[Raw records]
☆ ☆ ☆ ☆ ☆ ☆ ☆

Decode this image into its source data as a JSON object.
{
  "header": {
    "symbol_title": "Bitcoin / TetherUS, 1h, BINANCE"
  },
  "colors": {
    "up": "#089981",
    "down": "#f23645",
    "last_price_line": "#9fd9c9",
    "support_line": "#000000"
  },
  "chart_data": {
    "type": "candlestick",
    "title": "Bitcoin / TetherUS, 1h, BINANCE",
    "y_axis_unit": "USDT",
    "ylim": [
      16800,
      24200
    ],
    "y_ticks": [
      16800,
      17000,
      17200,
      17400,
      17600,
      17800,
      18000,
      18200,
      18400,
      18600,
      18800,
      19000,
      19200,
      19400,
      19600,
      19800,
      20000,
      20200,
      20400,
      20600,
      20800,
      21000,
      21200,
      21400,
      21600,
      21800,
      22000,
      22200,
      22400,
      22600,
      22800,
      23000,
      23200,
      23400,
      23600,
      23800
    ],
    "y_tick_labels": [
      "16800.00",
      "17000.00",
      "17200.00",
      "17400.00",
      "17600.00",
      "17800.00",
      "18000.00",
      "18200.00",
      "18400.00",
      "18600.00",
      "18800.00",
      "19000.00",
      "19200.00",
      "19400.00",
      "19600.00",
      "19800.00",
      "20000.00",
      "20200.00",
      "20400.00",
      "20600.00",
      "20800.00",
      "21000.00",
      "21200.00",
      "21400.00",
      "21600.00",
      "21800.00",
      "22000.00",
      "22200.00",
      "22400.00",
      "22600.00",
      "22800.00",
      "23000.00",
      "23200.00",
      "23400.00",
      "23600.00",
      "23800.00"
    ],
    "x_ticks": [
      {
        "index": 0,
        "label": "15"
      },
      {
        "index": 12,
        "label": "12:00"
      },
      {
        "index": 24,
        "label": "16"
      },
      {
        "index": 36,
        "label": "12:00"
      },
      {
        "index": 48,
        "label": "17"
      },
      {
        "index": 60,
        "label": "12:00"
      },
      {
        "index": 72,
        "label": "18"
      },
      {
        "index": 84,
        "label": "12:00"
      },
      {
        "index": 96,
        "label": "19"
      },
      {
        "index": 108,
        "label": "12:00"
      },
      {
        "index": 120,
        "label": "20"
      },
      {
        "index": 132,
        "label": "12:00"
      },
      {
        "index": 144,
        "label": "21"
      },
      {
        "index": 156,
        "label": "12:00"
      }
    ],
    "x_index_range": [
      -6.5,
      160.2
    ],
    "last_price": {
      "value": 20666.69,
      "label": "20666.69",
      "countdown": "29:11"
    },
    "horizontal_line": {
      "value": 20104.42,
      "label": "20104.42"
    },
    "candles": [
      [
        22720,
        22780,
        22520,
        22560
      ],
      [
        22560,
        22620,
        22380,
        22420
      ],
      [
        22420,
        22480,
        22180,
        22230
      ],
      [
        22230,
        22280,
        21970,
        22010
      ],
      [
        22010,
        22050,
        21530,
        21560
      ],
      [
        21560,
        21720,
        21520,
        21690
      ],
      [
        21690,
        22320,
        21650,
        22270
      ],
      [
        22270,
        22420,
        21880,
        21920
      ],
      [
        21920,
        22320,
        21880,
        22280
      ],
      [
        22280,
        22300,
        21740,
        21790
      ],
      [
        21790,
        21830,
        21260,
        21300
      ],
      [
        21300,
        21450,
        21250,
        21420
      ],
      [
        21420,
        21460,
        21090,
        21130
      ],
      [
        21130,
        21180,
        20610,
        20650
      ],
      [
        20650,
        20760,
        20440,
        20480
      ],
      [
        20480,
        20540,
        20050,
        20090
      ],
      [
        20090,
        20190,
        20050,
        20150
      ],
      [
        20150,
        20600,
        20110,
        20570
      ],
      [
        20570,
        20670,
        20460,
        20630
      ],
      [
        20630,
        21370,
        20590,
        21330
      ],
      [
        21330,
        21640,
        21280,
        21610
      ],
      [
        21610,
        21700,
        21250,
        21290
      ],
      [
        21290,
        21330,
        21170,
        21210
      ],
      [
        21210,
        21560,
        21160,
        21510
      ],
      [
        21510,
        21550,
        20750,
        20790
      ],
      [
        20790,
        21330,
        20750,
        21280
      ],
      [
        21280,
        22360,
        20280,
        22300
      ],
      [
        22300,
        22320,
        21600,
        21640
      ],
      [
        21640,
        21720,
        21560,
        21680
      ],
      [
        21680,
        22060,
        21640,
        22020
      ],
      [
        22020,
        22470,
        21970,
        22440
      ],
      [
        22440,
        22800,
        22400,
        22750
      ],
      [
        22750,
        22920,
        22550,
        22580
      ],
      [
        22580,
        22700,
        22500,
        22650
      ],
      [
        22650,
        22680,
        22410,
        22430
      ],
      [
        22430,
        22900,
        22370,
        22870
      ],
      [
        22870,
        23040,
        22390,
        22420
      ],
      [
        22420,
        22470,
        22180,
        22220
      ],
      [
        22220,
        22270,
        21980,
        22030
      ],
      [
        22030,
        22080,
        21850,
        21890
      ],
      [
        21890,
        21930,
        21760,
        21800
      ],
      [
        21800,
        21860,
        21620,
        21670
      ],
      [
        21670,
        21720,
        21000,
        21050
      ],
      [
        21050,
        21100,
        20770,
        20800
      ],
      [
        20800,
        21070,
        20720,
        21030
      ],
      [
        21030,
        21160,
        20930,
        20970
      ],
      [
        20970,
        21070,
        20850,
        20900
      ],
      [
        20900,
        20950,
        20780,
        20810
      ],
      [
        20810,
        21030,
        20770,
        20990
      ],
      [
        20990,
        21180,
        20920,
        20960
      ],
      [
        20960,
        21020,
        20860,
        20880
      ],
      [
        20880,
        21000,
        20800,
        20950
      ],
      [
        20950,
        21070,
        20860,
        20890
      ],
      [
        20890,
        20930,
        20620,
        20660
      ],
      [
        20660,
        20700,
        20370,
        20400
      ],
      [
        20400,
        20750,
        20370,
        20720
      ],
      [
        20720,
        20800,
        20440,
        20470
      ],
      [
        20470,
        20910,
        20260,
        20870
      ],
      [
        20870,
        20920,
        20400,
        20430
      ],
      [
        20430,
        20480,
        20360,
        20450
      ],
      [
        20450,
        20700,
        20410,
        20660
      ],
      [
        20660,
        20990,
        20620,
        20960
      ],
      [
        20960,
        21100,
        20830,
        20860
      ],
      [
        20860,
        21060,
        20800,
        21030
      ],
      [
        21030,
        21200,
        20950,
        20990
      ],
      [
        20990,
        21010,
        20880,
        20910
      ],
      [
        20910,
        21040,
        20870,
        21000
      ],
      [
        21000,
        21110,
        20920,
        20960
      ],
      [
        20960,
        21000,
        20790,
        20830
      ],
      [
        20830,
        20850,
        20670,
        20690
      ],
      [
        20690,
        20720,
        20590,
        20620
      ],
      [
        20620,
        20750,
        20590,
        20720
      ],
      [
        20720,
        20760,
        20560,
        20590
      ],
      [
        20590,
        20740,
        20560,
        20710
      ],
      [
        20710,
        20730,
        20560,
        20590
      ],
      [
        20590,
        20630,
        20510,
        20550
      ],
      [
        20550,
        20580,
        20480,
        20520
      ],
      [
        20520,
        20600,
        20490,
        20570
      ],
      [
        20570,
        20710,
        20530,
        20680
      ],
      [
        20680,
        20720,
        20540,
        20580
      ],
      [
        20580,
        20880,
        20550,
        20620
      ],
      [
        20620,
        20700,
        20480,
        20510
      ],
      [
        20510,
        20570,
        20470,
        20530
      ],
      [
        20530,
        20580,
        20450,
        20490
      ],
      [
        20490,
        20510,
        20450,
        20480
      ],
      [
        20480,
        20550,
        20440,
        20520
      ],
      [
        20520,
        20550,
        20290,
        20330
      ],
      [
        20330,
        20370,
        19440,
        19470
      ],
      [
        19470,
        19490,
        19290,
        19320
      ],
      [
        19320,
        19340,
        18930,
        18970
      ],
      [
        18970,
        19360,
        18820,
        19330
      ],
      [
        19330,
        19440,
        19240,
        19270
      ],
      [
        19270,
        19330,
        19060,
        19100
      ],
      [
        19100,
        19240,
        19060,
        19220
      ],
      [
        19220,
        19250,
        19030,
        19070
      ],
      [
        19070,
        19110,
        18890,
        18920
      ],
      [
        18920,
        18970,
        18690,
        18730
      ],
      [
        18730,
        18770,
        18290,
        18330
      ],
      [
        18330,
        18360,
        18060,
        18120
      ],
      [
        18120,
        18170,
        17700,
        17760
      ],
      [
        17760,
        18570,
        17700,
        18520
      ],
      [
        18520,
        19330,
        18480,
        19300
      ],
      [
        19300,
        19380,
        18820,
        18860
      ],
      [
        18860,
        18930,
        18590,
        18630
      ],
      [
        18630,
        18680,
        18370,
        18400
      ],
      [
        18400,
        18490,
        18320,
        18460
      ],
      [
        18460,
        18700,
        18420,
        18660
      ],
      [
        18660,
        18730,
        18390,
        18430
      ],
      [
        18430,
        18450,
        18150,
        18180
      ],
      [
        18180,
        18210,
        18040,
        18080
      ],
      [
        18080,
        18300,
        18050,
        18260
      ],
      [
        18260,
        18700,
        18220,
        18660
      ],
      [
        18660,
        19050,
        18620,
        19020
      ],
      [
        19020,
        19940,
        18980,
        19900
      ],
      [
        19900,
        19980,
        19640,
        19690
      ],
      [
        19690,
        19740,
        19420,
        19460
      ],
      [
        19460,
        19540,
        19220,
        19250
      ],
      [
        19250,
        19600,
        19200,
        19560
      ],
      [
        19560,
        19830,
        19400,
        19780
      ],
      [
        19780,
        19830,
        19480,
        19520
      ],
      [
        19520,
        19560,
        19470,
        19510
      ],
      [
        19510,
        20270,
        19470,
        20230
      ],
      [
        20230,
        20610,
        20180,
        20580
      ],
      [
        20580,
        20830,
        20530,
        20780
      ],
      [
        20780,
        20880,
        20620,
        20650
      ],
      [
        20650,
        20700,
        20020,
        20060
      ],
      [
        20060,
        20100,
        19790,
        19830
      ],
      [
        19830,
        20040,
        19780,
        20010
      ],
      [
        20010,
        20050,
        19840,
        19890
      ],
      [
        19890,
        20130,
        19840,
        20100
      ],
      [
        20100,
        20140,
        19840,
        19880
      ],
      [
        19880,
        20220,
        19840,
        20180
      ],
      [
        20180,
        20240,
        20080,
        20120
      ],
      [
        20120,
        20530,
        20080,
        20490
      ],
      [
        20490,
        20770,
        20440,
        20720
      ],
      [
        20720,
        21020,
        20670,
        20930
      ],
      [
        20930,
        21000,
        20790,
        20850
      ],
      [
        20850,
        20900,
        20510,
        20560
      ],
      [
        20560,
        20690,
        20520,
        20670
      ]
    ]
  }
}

☆ ☆ ☆ ☆ ☆ ☆ ☆

YOUR OBJECTIVE:
Read through the lines above and collect those that contain the string "TetherUS".

ANSWER:
    "symbol_title": "Bitcoin / TetherUS, 1h, BINANCE"
    "title": "Bitcoin / TetherUS, 1h, BINANCE",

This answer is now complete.